[Start Data section]
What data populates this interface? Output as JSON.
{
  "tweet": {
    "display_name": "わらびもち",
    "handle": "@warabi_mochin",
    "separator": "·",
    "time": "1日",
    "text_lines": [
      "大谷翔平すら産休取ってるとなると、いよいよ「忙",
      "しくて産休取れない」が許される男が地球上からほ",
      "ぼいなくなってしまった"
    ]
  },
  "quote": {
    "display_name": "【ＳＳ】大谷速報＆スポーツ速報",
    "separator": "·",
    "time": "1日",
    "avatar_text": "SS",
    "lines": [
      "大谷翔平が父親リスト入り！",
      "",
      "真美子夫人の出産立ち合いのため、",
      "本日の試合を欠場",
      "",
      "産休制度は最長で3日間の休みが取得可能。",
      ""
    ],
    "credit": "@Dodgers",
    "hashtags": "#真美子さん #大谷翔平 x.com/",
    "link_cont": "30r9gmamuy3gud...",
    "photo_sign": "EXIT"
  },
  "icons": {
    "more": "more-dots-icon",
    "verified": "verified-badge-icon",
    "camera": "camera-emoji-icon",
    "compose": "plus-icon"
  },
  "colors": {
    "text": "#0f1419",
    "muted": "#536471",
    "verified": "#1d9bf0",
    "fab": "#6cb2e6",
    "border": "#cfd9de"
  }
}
[End Data section]
### What to produce
From the listing above, extract every line exactly as it stands.

### The completed task
What data populates this interface? Output as JSON.
{
  "tweet": {
    "display_name": "わらびもち",
    "handle": "@warabi_mochin",
    "separator": "·",
    "time": "1日",
    "text_lines": [
      "大谷翔平すら産休取ってるとなると、いよいよ「忙",
      "しくて産休取れない」が許される男が地球上からほ",
      "ぼいなくなってしまった"
    ]
  },
  "quote": {
    "display_name": "【ＳＳ】大谷速報＆スポーツ速報",
    "separator": "·",
    "time": "1日",
    "avatar_text": "SS",
    "lines": [
      "大谷翔平が父親リスト入り！",
      "",
      "真美子夫人の出産立ち合いのため、",
      "本日の試合を欠場",
      "",
      "産休制度は最長で3日間の休みが取得可能。",
      ""
    ],
    "credit": "@Dodgers",
    "hashtags": "#真美子さん #大谷翔平 x.com/",
    "link_cont": "30r9gmamuy3gud...",
    "photo_sign": "EXIT"
  },
  "icons": {
    "more": "more-dots-icon",
    "verified": "verified-badge-icon",
    "camera": "camera-emoji-icon",
    "compose": "plus-icon"
  },
  "colors": {
    "text": "#0f1419",
    "muted": "#536471",
    "verified": "#1d9bf0",
    "fab": "#6cb2e6",
    "border": "#cfd9de"
  }
}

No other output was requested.